REQUIRED TASK: Return a copy of every line in the records that includes the word "frac".

————————

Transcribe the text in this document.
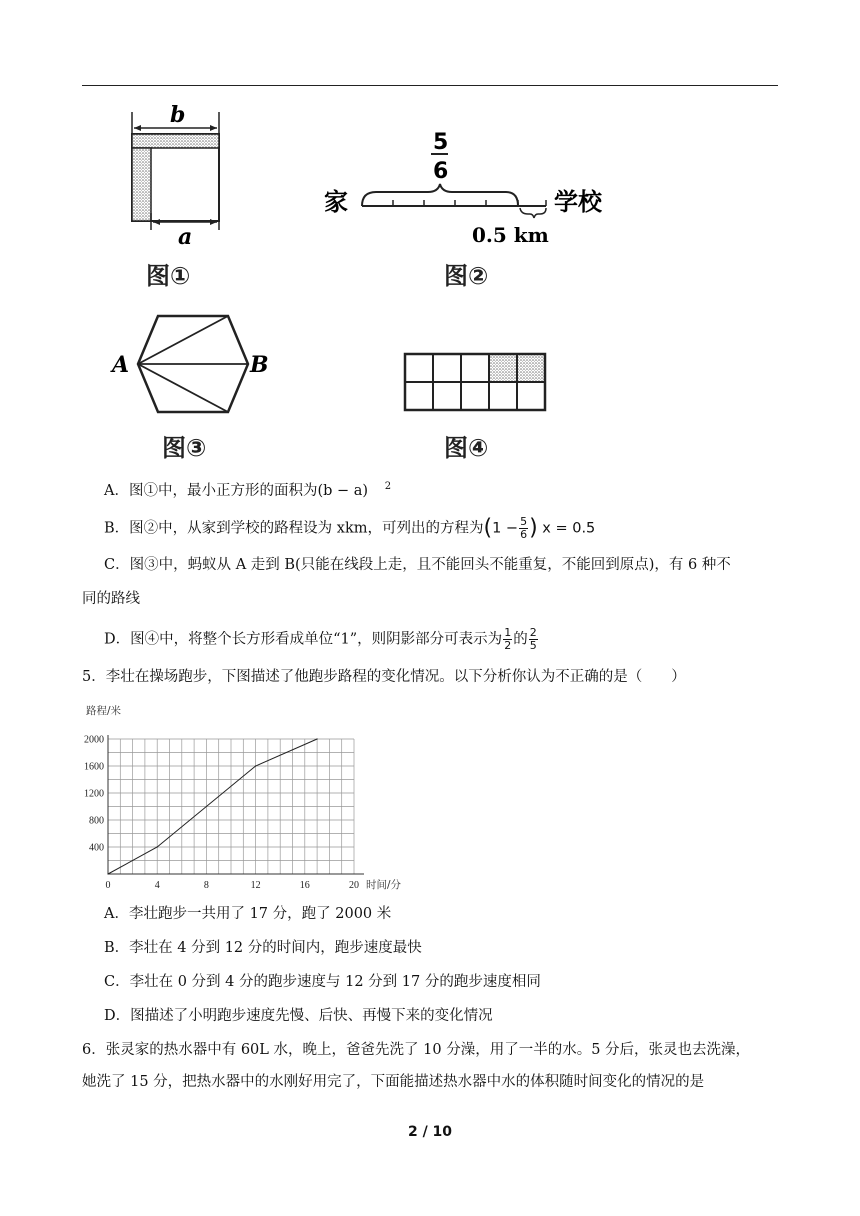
b
a
图①
5
6
家	学校
0.5 km
图②
A	B
图③	图④
A．图①中，最小正方形的面积为(b − a) $^2$
B．图②中，从家到学校的路程设为 xkm，可列出的方程为($1 - \frac{5}{6}$ ) x = 0.5
C．图③中，蚂蚁从 A 走到 B(只能在线段上走，且不能回头不能重复，不能回到原点)，有 6 种不
同的路线
D．图④中，将整个长方形看成单位“1”，则阴影部分可表示为 $\frac{1}{2}$ 的 $\frac{2}{5}$
5．李壮在操场跑步，下图描述了他跑步路程的变化情况。以下分析你认为不正确的是（　　）
0	4	8	12	16	20
400
800
1200
1600
2000
路程/米
时间/分
A．李壮跑步一共用了 17 分，跑了 2000 米
B．李壮在 4 分到 12 分的时间内，跑步速度最快
C．李壮在 0 分到 4 分的跑步速度与 12 分到 17 分的跑步速度相同
D．图描述了小明跑步速度先慢、后快、再慢下来的变化情况
6．张灵家的热水器中有 60L 水，晚上，爸爸先洗了 10 分澡，用了一半的水。5 分后，张灵也去洗澡，
她洗了 15 分，把热水器中的水刚好用完了，下面能描述热水器中水的体积随时间变化的情况的是
2 / 10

————————

TASK OUTPUT:
B．图②中，从家到学校的路程设为 xkm，可列出的方程为($1 - \frac{5}{6}$ ) x = 0.5
D．图④中，将整个长方形看成单位“1”，则阴影部分可表示为 $\frac{1}{2}$ 的 $\frac{2}{5}$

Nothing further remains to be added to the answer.